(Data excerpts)
--- START ---

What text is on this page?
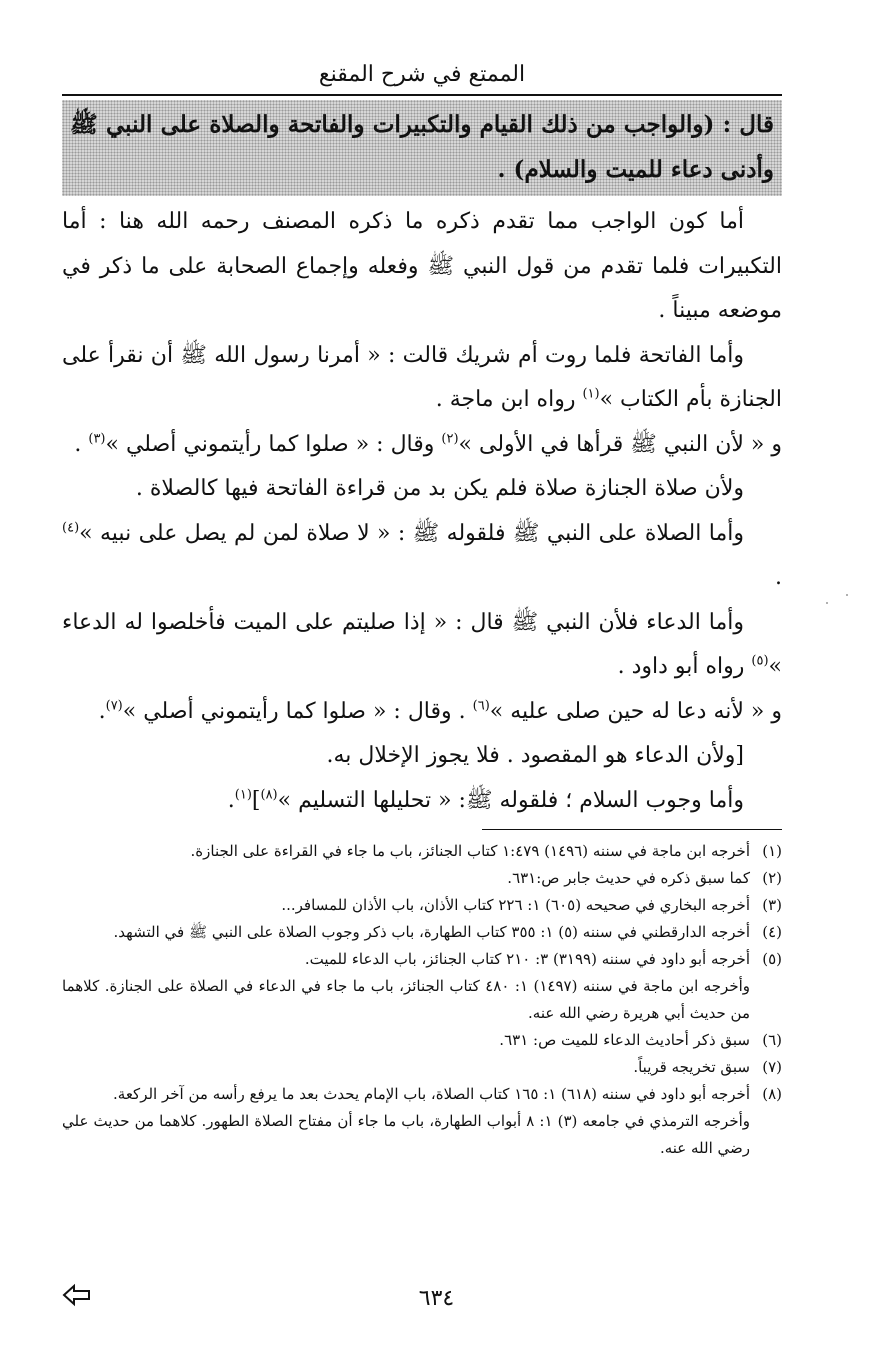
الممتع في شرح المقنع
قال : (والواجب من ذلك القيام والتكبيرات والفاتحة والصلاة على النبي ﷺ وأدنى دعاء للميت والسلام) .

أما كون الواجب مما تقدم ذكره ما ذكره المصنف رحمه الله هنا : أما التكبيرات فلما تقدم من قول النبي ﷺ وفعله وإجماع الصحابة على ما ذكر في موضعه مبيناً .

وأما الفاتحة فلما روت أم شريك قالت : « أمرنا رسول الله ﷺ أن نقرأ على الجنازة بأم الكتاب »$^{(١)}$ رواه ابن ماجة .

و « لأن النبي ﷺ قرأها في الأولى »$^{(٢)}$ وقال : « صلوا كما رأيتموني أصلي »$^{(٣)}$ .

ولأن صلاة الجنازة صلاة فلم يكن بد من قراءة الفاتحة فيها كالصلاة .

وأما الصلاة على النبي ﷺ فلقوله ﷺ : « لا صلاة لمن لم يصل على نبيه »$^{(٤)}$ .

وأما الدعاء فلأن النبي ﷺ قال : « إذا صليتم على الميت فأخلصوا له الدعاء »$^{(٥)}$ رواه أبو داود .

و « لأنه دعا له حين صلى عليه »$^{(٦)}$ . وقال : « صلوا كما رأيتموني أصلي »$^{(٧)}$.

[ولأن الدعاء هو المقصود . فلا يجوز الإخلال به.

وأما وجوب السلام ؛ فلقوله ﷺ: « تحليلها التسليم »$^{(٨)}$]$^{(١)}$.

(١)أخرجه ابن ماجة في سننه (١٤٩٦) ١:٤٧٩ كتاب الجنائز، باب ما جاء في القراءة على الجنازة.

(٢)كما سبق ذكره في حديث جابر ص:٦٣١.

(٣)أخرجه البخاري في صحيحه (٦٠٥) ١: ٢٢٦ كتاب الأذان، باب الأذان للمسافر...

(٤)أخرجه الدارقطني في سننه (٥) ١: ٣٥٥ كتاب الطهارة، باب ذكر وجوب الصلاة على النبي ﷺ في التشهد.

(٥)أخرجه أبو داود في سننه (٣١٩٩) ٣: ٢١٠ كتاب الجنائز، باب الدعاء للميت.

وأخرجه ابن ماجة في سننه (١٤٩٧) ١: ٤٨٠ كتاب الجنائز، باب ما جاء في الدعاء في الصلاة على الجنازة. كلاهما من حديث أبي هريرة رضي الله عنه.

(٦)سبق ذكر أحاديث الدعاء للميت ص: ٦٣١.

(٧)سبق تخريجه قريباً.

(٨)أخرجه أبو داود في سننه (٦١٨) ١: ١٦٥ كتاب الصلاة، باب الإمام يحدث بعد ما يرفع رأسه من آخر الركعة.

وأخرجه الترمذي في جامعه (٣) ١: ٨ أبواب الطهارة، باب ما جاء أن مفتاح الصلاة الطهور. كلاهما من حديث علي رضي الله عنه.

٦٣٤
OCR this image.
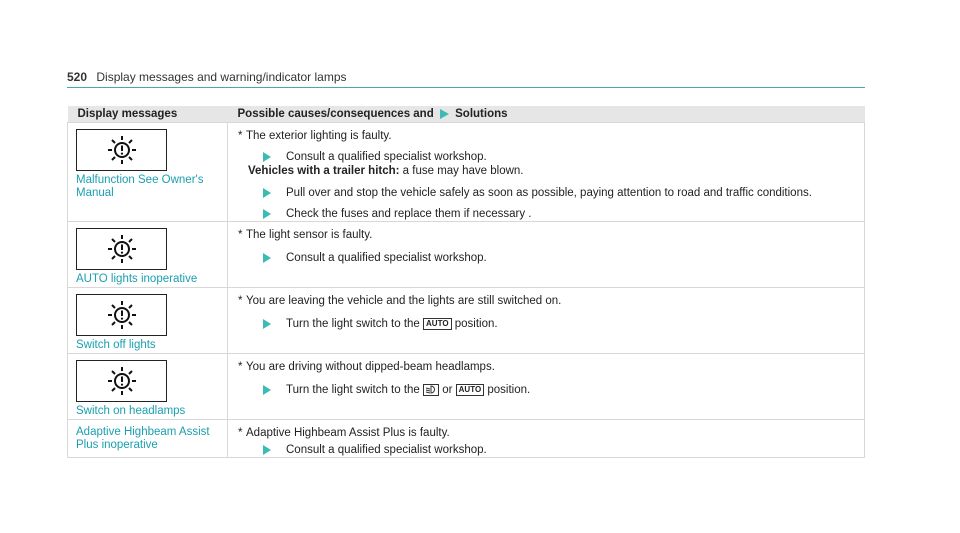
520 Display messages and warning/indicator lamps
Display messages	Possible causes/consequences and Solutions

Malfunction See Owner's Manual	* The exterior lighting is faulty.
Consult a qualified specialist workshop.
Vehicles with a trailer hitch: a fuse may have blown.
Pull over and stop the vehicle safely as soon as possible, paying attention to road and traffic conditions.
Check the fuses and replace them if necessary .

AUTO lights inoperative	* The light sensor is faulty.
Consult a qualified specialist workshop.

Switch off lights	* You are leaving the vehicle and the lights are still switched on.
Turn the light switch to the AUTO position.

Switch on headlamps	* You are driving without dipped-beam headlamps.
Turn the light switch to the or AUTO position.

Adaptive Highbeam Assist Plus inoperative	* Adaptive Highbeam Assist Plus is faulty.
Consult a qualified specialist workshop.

--- END ---

Set problem »
Return each line with "الدعاء".

Written reply »
وأما الدعاء فلأن النبي ﷺ قال : « إذا صليتم على الميت فأخلصوا له الدعاء »$^{(٥)}$ رواه أبو داود .
[ولأن الدعاء هو المقصود . فلا يجوز الإخلال به.
(٥)أخرجه أبو داود في سننه (٣١٩٩) ٣: ٢١٠ كتاب الجنائز، باب الدعاء للميت.
وأخرجه ابن ماجة في سننه (١٤٩٧) ١: ٤٨٠ كتاب الجنائز، باب ما جاء في الدعاء في الصلاة على الجنازة. كلاهما من حديث أبي هريرة رضي الله عنه.
(٦)سبق ذكر أحاديث الدعاء للميت ص: ٦٣١.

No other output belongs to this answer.